STATED EXERCISE:
Output every entry exactly as given.

INFORMATION GIVEN:

• • • •

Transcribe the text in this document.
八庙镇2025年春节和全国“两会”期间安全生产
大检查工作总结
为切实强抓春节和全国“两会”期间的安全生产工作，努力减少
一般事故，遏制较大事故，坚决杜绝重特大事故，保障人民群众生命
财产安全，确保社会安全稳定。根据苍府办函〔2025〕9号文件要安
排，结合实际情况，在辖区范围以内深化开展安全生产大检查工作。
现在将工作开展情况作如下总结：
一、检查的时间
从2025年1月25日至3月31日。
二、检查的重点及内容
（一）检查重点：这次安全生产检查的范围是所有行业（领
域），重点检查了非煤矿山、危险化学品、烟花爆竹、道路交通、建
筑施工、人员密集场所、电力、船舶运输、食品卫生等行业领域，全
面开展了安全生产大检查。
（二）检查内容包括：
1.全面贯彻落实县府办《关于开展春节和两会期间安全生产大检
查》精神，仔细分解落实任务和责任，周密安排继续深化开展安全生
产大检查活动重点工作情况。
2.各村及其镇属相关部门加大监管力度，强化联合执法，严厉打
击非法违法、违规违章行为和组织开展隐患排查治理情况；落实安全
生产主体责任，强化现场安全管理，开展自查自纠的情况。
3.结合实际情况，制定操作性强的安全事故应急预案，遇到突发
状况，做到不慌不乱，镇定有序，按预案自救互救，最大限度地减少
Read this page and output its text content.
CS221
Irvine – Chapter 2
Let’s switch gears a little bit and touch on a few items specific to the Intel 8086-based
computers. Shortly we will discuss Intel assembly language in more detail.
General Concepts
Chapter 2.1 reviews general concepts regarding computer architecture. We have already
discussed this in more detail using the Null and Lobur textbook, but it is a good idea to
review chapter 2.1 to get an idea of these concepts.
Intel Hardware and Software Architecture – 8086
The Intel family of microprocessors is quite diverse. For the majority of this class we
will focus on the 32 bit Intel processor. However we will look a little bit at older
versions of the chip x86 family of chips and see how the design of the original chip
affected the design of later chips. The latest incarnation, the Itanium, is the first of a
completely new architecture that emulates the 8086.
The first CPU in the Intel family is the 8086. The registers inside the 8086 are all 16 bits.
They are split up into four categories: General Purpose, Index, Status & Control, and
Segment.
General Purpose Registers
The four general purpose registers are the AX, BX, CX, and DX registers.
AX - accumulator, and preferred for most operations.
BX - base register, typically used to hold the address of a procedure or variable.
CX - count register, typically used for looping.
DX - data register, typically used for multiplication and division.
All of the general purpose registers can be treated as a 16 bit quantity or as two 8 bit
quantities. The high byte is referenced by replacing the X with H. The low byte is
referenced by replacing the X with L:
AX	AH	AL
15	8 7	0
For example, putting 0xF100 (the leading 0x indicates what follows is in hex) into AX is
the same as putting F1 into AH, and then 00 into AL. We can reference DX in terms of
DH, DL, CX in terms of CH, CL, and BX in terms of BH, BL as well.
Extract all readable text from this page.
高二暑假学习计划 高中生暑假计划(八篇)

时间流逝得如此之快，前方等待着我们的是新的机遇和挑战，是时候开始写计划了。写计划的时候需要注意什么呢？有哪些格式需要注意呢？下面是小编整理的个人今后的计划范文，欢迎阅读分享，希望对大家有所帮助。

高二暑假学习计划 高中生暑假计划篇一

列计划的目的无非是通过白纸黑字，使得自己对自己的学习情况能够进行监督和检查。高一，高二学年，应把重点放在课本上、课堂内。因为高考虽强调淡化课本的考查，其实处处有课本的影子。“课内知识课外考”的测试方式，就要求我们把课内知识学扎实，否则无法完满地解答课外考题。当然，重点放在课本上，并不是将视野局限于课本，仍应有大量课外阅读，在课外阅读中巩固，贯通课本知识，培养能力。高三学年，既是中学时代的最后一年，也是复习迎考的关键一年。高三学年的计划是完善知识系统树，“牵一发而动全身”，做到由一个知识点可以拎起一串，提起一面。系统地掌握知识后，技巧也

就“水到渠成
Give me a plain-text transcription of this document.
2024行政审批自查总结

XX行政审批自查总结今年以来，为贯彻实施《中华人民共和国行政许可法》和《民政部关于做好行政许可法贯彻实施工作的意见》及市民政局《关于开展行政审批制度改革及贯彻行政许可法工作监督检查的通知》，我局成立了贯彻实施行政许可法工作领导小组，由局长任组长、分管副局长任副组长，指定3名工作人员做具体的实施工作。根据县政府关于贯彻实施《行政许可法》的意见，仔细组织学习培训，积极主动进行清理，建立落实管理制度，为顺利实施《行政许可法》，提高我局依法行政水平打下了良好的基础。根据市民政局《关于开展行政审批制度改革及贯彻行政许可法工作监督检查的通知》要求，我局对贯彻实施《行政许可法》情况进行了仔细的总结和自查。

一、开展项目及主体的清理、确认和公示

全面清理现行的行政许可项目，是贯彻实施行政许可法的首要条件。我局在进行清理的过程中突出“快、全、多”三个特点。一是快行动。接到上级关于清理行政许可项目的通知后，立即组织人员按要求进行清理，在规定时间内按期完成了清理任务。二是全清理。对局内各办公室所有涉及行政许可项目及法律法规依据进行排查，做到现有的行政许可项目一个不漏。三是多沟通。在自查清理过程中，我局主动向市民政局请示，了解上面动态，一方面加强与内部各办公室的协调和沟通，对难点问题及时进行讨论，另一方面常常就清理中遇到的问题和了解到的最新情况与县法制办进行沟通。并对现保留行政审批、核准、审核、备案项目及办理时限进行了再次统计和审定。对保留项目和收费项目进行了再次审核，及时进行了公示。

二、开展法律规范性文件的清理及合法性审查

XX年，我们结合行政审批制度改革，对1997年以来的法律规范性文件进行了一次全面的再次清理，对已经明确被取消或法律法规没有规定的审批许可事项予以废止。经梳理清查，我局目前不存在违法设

• • • •

WRITTEN REPLY:
Transcribe the text in this document.
八庙镇2025年春节和全国“两会”期间安全生产
大检查工作总结
为切实强抓春节和全国“两会”期间的安全生产工作，努力减少
一般事故，遏制较大事故，坚决杜绝重特大事故，保障人民群众生命
财产安全，确保社会安全稳定。根据苍府办函〔2025〕9号文件要安
排，结合实际情况，在辖区范围以内深化开展安全生产大检查工作。
现在将工作开展情况作如下总结：
一、检查的时间
从2025年1月25日至3月31日。
二、检查的重点及内容
（一）检查重点：这次安全生产检查的范围是所有行业（领
域），重点检查了非煤矿山、危险化学品、烟花爆竹、道路交通、建
筑施工、人员密集场所、电力、船舶运输、食品卫生等行业领域，全
面开展了安全生产大检查。
（二）检查内容包括：
1.全面贯彻落实县府办《关于开展春节和两会期间安全生产大检
查》精神，仔细分解落实任务和责任，周密安排继续深化开展安全生
产大检查活动重点工作情况。
2.各村及其镇属相关部门加大监管力度，强化联合执法，严厉打
击非法违法、违规违章行为和组织开展隐患排查治理情况；落实安全
生产主体责任，强化现场安全管理，开展自查自纠的情况。
3.结合实际情况，制定操作性强的安全事故应急预案，遇到突发
状况，做到不慌不乱，镇定有序，按预案自救互救，最大限度地减少
Read this page and output its text content.
CS221
Irvine – Chapter 2
Let’s switch gears a little bit and touch on a few items specific to the Intel 8086-based
computers. Shortly we will discuss Intel assembly language in more detail.
General Concepts
Chapter 2.1 reviews general concepts regarding computer architecture. We have already
discussed this in more detail using the Null and Lobur textbook, but it is a good idea to
review chapter 2.1 to get an idea of these concepts.
Intel Hardware and Software Architecture – 8086
The Intel family of microprocessors is quite diverse. For the majority of this class we
will focus on the 32 bit Intel processor. However we will look a little bit at older
versions of the chip x86 family of chips and see how the design of the original chip
affected the design of later chips. The latest incarnation, the Itanium, is the first of a
completely new architecture that emulates the 8086.
The first CPU in the Intel family is the 8086. The registers inside the 8086 are all 16 bits.
They are split up into four categories: General Purpose, Index, Status & Control, and
Segment.
General Purpose Registers
The four general purpose registers are the AX, BX, CX, and DX registers.
AX - accumulator, and preferred for most operations.
BX - base register, typically used to hold the address of a procedure or variable.
CX - count register, typically used for looping.
DX - data register, typically used for multiplication and division.
All of the general purpose registers can be treated as a 16 bit quantity or as two 8 bit
quantities. The high byte is referenced by replacing the X with H. The low byte is
referenced by replacing the X with L:
AX	AH	AL
15	8 7	0
For example, putting 0xF100 (the leading 0x indicates what follows is in hex) into AX is
the same as putting F1 into AH, and then 00 into AL. We can reference DX in terms of
DH, DL, CX in terms of CH, CL, and BX in terms of BH, BL as well.
Extract all readable text from this page.
高二暑假学习计划 高中生暑假计划(八篇)

时间流逝得如此之快，前方等待着我们的是新的机遇和挑战，是时候开始写计划了。写计划的时候需要注意什么呢？有哪些格式需要注意呢？下面是小编整理的个人今后的计划范文，欢迎阅读分享，希望对大家有所帮助。

高二暑假学习计划 高中生暑假计划篇一

列计划的目的无非是通过白纸黑字，使得自己对自己的学习情况能够进行监督和检查。高一，高二学年，应把重点放在课本上、课堂内。因为高考虽强调淡化课本的考查，其实处处有课本的影子。“课内知识课外考”的测试方式，就要求我们把课内知识学扎实，否则无法完满地解答课外考题。当然，重点放在课本上，并不是将视野局限于课本，仍应有大量课外阅读，在课外阅读中巩固，贯通课本知识，培养能力。高三学年，既是中学时代的最后一年，也是复习迎考的关键一年。高三学年的计划是完善知识系统树，“牵一发而动全身”，做到由一个知识点可以拎起一串，提起一面。系统地掌握知识后，技巧也

就“水到渠成
Give me a plain-text transcription of this document.
2024行政审批自查总结

XX行政审批自查总结今年以来，为贯彻实施《中华人民共和国行政许可法》和《民政部关于做好行政许可法贯彻实施工作的意见》及市民政局《关于开展行政审批制度改革及贯彻行政许可法工作监督检查的通知》，我局成立了贯彻实施行政许可法工作领导小组，由局长任组长、分管副局长任副组长，指定3名工作人员做具体的实施工作。根据县政府关于贯彻实施《行政许可法》的意见，仔细组织学习培训，积极主动进行清理，建立落实管理制度，为顺利实施《行政许可法》，提高我局依法行政水平打下了良好的基础。根据市民政局《关于开展行政审批制度改革及贯彻行政许可法工作监督检查的通知》要求，我局对贯彻实施《行政许可法》情况进行了仔细的总结和自查。

一、开展项目及主体的清理、确认和公示

全面清理现行的行政许可项目，是贯彻实施行政许可法的首要条件。我局在进行清理的过程中突出“快、全、多”三个特点。一是快行动。接到上级关于清理行政许可项目的通知后，立即组织人员按要求进行清理，在规定时间内按期完成了清理任务。二是全清理。对局内各办公室所有涉及行政许可项目及法律法规依据进行排查，做到现有的行政许可项目一个不漏。三是多沟通。在自查清理过程中，我局主动向市民政局请示，了解上面动态，一方面加强与内部各办公室的协调和沟通，对难点问题及时进行讨论，另一方面常常就清理中遇到的问题和了解到的最新情况与县法制办进行沟通。并对现保留行政审批、核准、审核、备案项目及办理时限进行了再次统计和审定。对保留项目和收费项目进行了再次审核，及时进行了公示。

二、开展法律规范性文件的清理及合法性审查

XX年，我们结合行政审批制度改革，对1997年以来的法律规范性文件进行了一次全面的再次清理，对已经明确被取消或法律法规没有规定的审批许可事项予以废止。经梳理清查，我局目前不存在违法设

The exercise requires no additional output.